(Dataset items)
* * * * *
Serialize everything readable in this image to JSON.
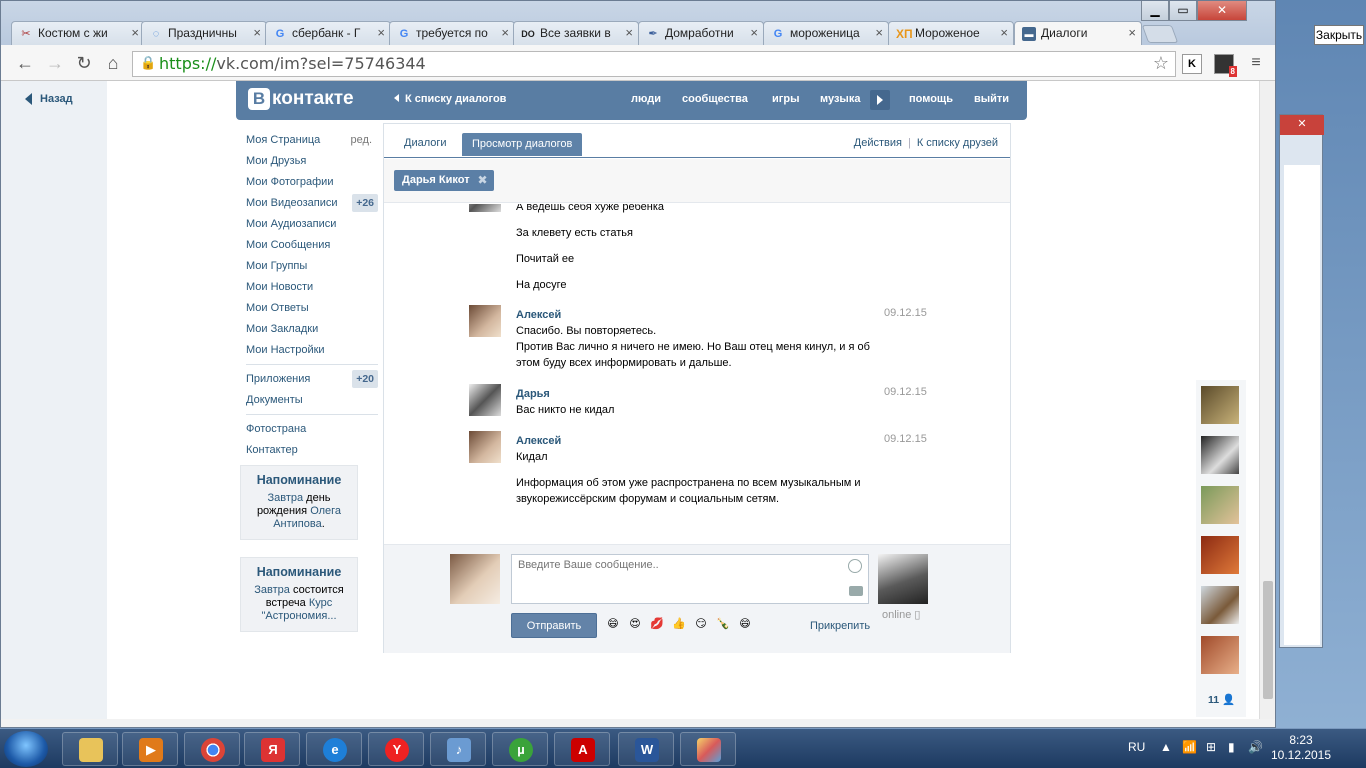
{
  "browser": {
    "tabs": [
      {
        "label": "Костюм с жи",
        "favicon": "scissors-icon"
      },
      {
        "label": "Праздничны",
        "favicon": "loading-spinner-icon"
      },
      {
        "label": "сбербанк - Г",
        "favicon": "google-icon"
      },
      {
        "label": "требуется по",
        "favicon": "google-icon"
      },
      {
        "label": "Все заявки в",
        "favicon": "do-icon"
      },
      {
        "label": "Домработни",
        "favicon": "pen-icon"
      },
      {
        "label": "мороженица",
        "favicon": "google-icon"
      },
      {
        "label": "Мороженое",
        "favicon": "xp-icon"
      },
      {
        "label": "Диалоги",
        "favicon": "vk-dialog-icon"
      }
    ],
    "url_scheme": "https://",
    "url_rest": "vk.com/im?sel=75746344",
    "close_tooltip": "Закрыть",
    "ext_k": "K",
    "ext_badge": "8"
  },
  "page": {
    "back": "Назад",
    "vk_logo_b": "В",
    "vk_logo_text": "контакте",
    "back_to_list": "К списку диалогов",
    "topnav": [
      "люди",
      "сообщества",
      "игры",
      "музыка",
      "помощь",
      "выйти"
    ],
    "menu": [
      {
        "label": "Моя Страница",
        "extra": "ред."
      },
      {
        "label": "Мои Друзья"
      },
      {
        "label": "Мои Фотографии"
      },
      {
        "label": "Мои Видеозаписи",
        "badge": "+26"
      },
      {
        "label": "Мои Аудиозаписи"
      },
      {
        "label": "Мои Сообщения"
      },
      {
        "label": "Мои Группы"
      },
      {
        "label": "Мои Новости"
      },
      {
        "label": "Мои Ответы"
      },
      {
        "label": "Мои Закладки"
      },
      {
        "label": "Мои Настройки"
      }
    ],
    "menu2": [
      {
        "label": "Приложения",
        "badge": "+20"
      },
      {
        "label": "Документы"
      }
    ],
    "menu3": [
      {
        "label": "Фотострана"
      },
      {
        "label": "Контактер"
      }
    ],
    "reminders": [
      {
        "title": "Напоминание",
        "link1": "Завтра",
        "text1": " день рождения ",
        "link2": "Олега Антипова",
        "text2": "."
      },
      {
        "title": "Напоминание",
        "link1": "Завтра",
        "text1": " состоится встреча ",
        "link2": "Курс \"Астрономия...",
        "text2": ""
      }
    ],
    "tabs": {
      "dialogs": "Диалоги",
      "view": "Просмотр диалогов",
      "actions": "Действия",
      "separator": "|",
      "friends": "К списку друзей"
    },
    "peer_chip": "Дарья Кикот",
    "messages": [
      {
        "text": "А ведешь себя хуже ребенка"
      },
      {
        "text": "За клевету есть статья"
      },
      {
        "text": "Почитай ее"
      },
      {
        "text": "На досуге"
      },
      {
        "author": "Алексей",
        "date": "09.12.15",
        "lines": [
          "Спасибо. Вы повторяетесь.",
          "Против Вас лично я ничего не имею. Но Ваш отец меня кинул, и я об этом буду всех информировать и дальше."
        ]
      },
      {
        "author": "Дарья",
        "date": "09.12.15",
        "lines": [
          "Вас никто не кидал"
        ]
      },
      {
        "author": "Алексей",
        "date": "09.12.15",
        "lines": [
          "Кидал"
        ],
        "extra": "Информация об этом уже распространена по всем музыкальным и звукорежиссёрским форумам и социальным сетям."
      }
    ],
    "composer": {
      "placeholder": "Введите Ваше сообщение..",
      "send": "Отправить",
      "attach": "Прикрепить",
      "online": "online"
    },
    "emoji": [
      "😄",
      "😍",
      "💋",
      "👍",
      "😏",
      "🍾",
      "😄"
    ],
    "friends_count": "11"
  },
  "taskbar": {
    "items": [
      "folder-icon",
      "media-icon",
      "chrome-icon",
      "yandex-browser-icon",
      "ie-icon",
      "yandex-icon",
      "audio-icon",
      "utorrent-icon",
      "acrobat-icon",
      "word-icon",
      "paint-icon"
    ],
    "lang": "RU",
    "time": "8:23",
    "date": "10.12.2015"
  },
  "colors": {
    "vk_blue": "#597da3",
    "link": "#2b587a"
  }
}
* * * * *
Locate the lines above that contain "favicon" and copy them.

        "favicon": "scissors-icon"
        "favicon": "loading-spinner-icon"
        "favicon": "google-icon"
        "favicon": "google-icon"
        "favicon": "do-icon"
        "favicon": "pen-icon"
        "favicon": "google-icon"
        "favicon": "xp-icon"
        "favicon": "vk-dialog-icon"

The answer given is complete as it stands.